Passage to read:
============

I don’t watch much live television. But I do like to watch ballgames and golf and certain types of British television programming. I’m not out of the mainstream. Lots of people liked “Downton Abbey.”
So, the other day I decided that the old antenna TV system might finally have to go. I can’t put up an antenna where we live. And indoor antennas for today’s television don’t seem to to work well enough for us to get channels clearly enough.
Looking around for some way to experience television while remaining solvent financially, I hit upon a Comcast promotion. It was for $40 per month, which sounded affordable for us, retired people, and it offered both the Internet, which we need, and cable television, which we don’t particularly need, unless you consider it important to watch a television image that does not suddenly disintegrate into thousands of little pixels. This happens when the digital image sent from an antenna to our indoor receptacle is distorted by rain or wind or snow or apparently even someone outside moving abruptly in the dark of night.
So we decided to investigate, once again, cable television. In our neck of the woods, there are only two cable television options. One is Comcast; the other is AT&T. So, take your pick. Scylla or Charybdis. We decided on Scylla, as they were offering this attractive and seemingly generous promotion of $40 per month for both cable television (albeit a very limited number of channels) and the Internet at its lowest speed.
So I contacted Comcast. First of all, unless you are willing to turn your monthly payment over to Comcast’s accountants, then you will pay another $10 per month. Comcast will say…why not let us handle this? We’ll automatically dip into your bank account each month and take what we need. But Comcast has a bad habit of adding things and then automatically billing you, hoping you don’t notice. Then it becomes your job, with long wait times over the phone to get your money back. My suggestion is that…if you ever do try Comcast…do your own bill paying, even for the extra ten bucks a month. Yes. Ten bucks. So, now you are paying $50 per month instead of the $40 per month “deal.” Just because you want to pay the bill normally.

============

Stored entries
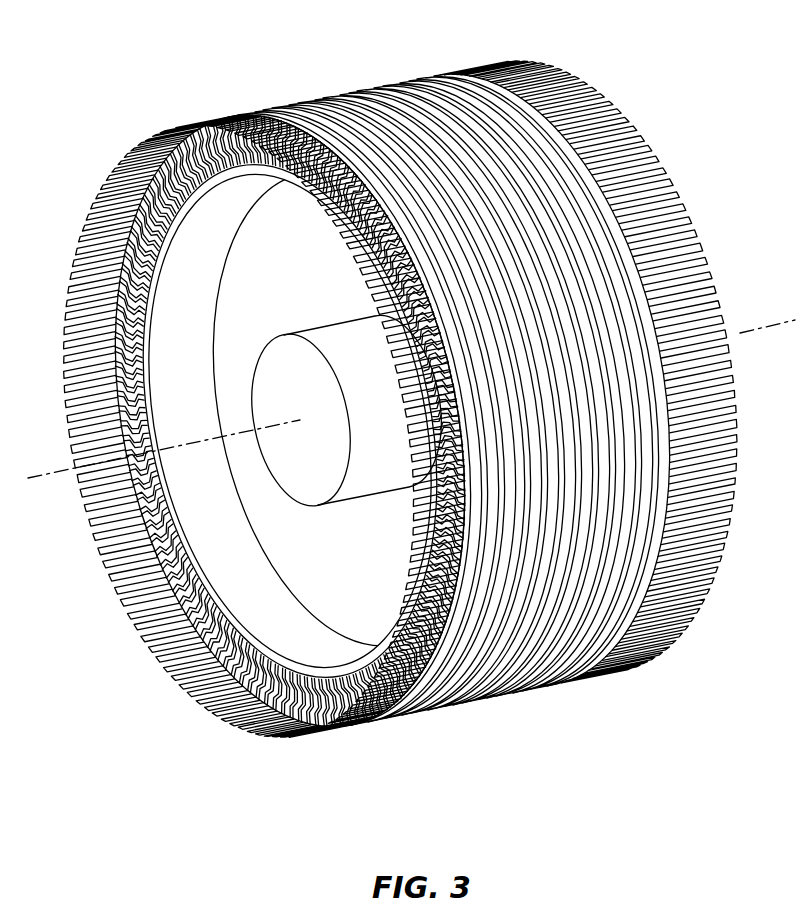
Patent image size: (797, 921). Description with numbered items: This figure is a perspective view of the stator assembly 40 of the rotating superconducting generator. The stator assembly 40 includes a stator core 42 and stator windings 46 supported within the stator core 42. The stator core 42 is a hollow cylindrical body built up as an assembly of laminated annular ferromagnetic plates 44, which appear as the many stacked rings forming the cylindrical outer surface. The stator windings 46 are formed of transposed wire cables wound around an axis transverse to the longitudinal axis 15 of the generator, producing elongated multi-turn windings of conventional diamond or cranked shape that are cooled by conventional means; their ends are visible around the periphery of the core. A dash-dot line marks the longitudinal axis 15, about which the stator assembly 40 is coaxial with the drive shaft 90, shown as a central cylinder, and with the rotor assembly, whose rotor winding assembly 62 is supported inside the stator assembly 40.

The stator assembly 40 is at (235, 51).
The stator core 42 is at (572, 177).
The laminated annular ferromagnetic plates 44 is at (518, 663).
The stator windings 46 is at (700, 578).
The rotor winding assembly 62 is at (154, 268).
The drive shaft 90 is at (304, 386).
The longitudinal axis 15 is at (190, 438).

============

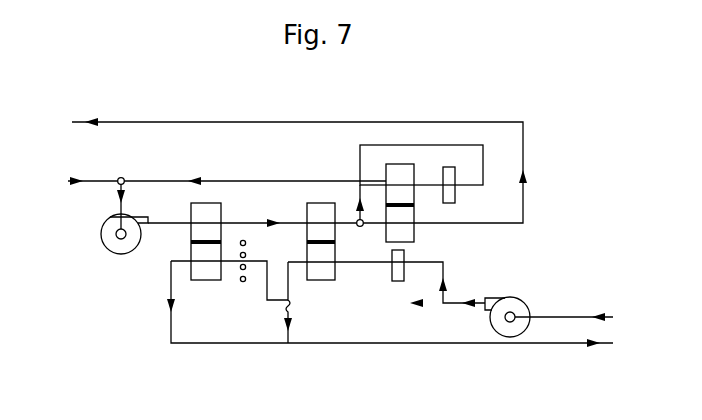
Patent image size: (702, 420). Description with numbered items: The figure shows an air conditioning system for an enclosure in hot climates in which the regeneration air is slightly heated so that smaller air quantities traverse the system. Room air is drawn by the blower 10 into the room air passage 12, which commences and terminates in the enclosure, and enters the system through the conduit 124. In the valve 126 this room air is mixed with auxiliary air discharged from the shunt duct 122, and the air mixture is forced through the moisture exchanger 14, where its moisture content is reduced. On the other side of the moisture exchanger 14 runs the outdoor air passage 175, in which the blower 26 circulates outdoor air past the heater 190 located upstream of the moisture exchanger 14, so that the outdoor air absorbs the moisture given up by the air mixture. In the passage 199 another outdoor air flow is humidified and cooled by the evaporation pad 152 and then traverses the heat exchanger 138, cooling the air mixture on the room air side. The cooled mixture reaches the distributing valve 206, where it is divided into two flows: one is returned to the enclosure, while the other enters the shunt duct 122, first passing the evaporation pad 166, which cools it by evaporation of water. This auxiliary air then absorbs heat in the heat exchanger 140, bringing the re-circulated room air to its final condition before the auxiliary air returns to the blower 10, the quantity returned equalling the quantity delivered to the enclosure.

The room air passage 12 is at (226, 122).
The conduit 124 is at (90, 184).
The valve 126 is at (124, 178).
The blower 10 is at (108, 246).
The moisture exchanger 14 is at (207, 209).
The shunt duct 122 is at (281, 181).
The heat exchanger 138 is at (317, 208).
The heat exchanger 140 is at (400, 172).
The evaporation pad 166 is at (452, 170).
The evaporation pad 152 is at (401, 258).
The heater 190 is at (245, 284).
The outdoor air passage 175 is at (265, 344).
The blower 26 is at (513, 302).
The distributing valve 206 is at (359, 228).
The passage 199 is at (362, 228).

============

Exercise tasks:
(a) In the passage on cable television, do these statements agree with the text: (i) the writer can put up an antenna at home, (ii) the Comcast promotion was $40 per month for cable television and the Internet, (iii) paying the bill yourself adds $10 per month? Answer yes or no for each and quote the words that decide it.
(b) Please sum up the passage on cable television in two sentences.
(c) Carry the passage on cable television forward from its final sentence.

Outputs:
(a)
(i) No: "I can’t put up an antenna where we live."
(ii) Yes: "$40 per month for both cable television (albeit a very limited number of channels) and the Internet at its lowest speed."
(iii) Yes: "unless you are willing to turn your monthly payment over to Comcast’s accountants, then you will pay another $10 per month."

(b) The writer can't put up an antenna, and indoor antennas don't pick up channels clearly, so the household looked into cable and chose a Comcast promotion of $40 per month for limited cable television and the Internet at its lowest speed. Paying the bill normally instead of letting Comcast draw from a bank account adds $10 per month, but the writer advises doing your own bill paying because Comcast tends to add charges and bill for them automatically.

(c)
Next, you need equipment. What equipment? (For fifty bucks a month, you would think they would give you the “equipment.”) By equipment they mean a modem that actually brings the Internet and the TV picture into your house. That is another $13 per month. Comcast maintains that this equipment is “ours” (theirs) and you, the customer must rent it or buy it. You can buy it yourself for about $150 somewhere, like Best Buy, but annualized that is almost the same, at least over the term of the contract. (one year) They get you either way. So, now, before you see anything on your screen, the cost is $63 per month. (It gets worse. Much, much worse.)
Next comes the fees.There is something called a “broadcast fee.” What is that? Well, since the cable companies lobbied to take over delivery of television to homes, refused to make basic over-the-air stations free or at a minimal charge, they now can charge pretty much whatever they want and justify it in almost any way they want. This “broadcast fee” is basically to cover the costs that broadcast channels charge Comcast for using their content. But, frankly, I thought that was what the basic forty bucks a month is all about–about Comcast delivering television to our homes (and, remember this is about the supposed “best” promotional price with a one-year commitment. Oh…didn’t I mention that? Yes. Comcast wants to lock you up for a year. If you are not satisfied for any reason, and cancel, they hit you with a big cancellation fee. So…to resume…we are now at $73 per month instead of $40 per month. Almost double already.
What’s left? Well, there is a fee for a set-top box. I assume that is something that sits on top of your television set and does something…we know not what. A mystery, but one that costs $5 per month for one box, $10 for two boxes (presumably to deliver television to two sets) and so on. So, assuming that you have more than one tv set, you are now at a monthly charge of $83. Plus maybe $5 in taxes, and you’re all set for $88 per month. Or are you?
Who is going to set this all up once you decide on this most basic, by the way, of plans? You…Mr Nimblefingers? No. The Comcast guy is going to come and install everything. That will cost you another $70. But, lucky you, without this virtually philanthropic “special offer” it would have cost you $120. So, if you want to amortize that over the year of your contract, the total actual amount per month on the basic $40 per month offer is now virtually $94 per month.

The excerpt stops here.